----- RECORDED INFORMATION -----

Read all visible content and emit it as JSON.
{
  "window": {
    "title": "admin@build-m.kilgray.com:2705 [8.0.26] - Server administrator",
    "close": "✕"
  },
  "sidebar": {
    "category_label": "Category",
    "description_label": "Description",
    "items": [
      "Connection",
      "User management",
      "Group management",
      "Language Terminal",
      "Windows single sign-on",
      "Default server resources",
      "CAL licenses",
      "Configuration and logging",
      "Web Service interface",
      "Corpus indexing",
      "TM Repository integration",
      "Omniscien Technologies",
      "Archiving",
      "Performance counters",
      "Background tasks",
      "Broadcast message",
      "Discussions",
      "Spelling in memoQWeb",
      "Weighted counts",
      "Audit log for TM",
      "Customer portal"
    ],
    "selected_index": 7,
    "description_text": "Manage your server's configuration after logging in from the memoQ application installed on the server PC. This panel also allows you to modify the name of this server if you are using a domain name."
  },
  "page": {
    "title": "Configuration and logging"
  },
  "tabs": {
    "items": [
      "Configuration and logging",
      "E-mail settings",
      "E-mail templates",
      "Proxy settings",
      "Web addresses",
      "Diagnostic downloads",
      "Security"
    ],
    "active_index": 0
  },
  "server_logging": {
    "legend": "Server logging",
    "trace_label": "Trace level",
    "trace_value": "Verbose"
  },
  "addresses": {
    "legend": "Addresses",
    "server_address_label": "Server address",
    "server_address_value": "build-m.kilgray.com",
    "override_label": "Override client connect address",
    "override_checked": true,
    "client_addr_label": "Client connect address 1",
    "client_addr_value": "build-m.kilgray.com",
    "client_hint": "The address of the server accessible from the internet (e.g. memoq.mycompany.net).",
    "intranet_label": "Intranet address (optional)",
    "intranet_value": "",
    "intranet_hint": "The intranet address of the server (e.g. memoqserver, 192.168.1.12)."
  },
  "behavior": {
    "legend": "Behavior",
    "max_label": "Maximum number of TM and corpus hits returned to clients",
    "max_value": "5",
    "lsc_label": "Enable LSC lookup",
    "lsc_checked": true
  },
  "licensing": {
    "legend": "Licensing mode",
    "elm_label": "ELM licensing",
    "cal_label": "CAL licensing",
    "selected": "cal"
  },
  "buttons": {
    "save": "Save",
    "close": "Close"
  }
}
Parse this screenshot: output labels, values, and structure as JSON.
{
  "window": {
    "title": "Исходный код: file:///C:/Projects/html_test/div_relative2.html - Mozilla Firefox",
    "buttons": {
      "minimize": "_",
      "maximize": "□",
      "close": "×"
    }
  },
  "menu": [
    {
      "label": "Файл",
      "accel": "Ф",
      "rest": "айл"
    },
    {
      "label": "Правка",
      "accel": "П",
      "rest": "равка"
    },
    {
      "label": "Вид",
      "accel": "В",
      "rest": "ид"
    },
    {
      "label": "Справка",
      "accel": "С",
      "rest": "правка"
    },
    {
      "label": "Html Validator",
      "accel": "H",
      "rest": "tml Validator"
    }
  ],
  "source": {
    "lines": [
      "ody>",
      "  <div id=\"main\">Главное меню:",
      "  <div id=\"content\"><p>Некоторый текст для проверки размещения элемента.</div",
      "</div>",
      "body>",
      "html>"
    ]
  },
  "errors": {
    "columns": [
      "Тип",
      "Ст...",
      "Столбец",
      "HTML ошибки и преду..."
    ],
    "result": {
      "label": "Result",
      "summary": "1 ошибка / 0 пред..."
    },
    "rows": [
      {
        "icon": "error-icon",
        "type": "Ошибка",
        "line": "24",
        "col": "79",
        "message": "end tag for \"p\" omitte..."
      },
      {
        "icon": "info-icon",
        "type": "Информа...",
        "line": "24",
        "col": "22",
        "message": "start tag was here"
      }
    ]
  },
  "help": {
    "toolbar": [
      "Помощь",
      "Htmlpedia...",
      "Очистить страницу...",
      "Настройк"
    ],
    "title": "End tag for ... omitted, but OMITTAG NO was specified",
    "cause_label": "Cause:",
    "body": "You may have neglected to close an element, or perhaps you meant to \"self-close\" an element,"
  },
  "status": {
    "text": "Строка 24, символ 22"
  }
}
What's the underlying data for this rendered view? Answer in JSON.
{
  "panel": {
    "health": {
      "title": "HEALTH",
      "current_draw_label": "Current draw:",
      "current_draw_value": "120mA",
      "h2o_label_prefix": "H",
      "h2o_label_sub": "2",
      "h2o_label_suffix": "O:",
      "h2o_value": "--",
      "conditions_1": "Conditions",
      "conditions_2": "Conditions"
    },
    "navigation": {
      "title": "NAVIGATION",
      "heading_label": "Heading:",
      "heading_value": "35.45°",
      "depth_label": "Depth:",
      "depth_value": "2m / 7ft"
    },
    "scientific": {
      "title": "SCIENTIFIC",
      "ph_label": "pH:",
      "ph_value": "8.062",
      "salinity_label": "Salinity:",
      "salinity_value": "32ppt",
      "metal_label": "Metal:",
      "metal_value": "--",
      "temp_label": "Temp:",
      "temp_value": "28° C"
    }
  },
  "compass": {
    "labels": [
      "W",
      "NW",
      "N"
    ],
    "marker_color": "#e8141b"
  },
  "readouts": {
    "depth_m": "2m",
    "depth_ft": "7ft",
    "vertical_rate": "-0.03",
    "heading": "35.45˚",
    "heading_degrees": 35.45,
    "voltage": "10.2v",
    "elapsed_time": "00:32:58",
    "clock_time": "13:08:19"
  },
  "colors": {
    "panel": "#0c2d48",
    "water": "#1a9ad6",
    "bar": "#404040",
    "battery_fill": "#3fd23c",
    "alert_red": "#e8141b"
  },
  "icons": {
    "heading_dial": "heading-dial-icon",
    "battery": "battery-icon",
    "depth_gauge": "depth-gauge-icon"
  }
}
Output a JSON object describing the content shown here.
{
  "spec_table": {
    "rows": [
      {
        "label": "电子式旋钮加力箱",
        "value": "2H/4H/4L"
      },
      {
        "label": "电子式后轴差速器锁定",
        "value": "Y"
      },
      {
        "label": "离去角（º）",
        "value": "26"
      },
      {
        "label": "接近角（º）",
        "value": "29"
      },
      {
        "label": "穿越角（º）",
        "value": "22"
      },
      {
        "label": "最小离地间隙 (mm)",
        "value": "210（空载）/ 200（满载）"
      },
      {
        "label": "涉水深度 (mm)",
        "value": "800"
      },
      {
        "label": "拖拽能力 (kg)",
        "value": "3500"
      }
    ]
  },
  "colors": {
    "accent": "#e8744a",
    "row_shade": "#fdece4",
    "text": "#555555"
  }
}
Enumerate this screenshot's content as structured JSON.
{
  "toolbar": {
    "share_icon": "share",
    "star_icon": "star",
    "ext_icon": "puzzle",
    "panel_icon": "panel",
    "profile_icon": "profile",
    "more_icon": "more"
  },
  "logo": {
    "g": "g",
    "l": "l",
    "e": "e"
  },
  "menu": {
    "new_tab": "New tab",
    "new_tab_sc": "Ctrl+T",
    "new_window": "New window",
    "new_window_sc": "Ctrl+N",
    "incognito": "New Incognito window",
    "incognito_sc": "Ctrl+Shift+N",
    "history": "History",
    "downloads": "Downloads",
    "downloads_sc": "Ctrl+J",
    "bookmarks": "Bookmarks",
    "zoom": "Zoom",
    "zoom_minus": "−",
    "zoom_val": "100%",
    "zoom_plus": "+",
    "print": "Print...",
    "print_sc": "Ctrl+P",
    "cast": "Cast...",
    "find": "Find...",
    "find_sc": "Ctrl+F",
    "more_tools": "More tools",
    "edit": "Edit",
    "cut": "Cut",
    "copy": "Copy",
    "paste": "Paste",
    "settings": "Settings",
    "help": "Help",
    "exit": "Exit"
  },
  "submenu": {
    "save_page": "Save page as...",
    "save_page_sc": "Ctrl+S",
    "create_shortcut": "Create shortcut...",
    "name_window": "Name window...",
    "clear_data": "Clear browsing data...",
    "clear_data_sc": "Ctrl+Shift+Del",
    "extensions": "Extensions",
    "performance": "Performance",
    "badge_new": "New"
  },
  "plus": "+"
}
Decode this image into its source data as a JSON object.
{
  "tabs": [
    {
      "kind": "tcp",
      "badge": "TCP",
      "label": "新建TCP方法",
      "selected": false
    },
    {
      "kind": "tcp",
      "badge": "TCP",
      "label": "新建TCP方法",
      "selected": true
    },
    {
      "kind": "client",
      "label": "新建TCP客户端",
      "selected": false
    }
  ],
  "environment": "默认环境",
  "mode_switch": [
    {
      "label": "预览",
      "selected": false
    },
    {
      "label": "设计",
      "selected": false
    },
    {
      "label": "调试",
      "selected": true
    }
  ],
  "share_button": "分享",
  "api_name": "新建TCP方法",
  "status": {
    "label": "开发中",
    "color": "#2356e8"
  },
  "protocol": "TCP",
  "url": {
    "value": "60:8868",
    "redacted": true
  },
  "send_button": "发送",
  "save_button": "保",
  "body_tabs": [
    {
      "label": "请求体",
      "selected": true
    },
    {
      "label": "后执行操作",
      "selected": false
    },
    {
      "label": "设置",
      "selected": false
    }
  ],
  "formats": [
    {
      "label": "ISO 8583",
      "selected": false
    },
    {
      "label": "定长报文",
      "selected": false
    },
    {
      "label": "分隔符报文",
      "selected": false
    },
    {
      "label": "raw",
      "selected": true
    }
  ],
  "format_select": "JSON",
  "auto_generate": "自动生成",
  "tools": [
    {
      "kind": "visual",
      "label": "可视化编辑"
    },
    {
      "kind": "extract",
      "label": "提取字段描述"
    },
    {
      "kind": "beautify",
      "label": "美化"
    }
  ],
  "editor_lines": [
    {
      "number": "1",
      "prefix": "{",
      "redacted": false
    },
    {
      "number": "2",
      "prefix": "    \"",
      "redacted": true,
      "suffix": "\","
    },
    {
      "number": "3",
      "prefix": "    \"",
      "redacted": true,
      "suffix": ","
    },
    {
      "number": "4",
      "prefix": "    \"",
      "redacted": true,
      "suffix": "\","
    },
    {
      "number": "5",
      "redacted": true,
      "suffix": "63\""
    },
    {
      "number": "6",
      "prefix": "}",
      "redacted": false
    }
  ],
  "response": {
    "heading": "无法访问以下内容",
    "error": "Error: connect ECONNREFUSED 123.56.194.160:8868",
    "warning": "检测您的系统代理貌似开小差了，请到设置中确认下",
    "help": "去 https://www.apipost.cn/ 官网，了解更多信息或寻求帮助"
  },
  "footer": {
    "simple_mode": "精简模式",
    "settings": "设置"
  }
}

-----

**AIM OF THE EXERCISE:**
In how many lines of the data does the string "message" appear? Give only the number.

**FINISHED TASK:**
3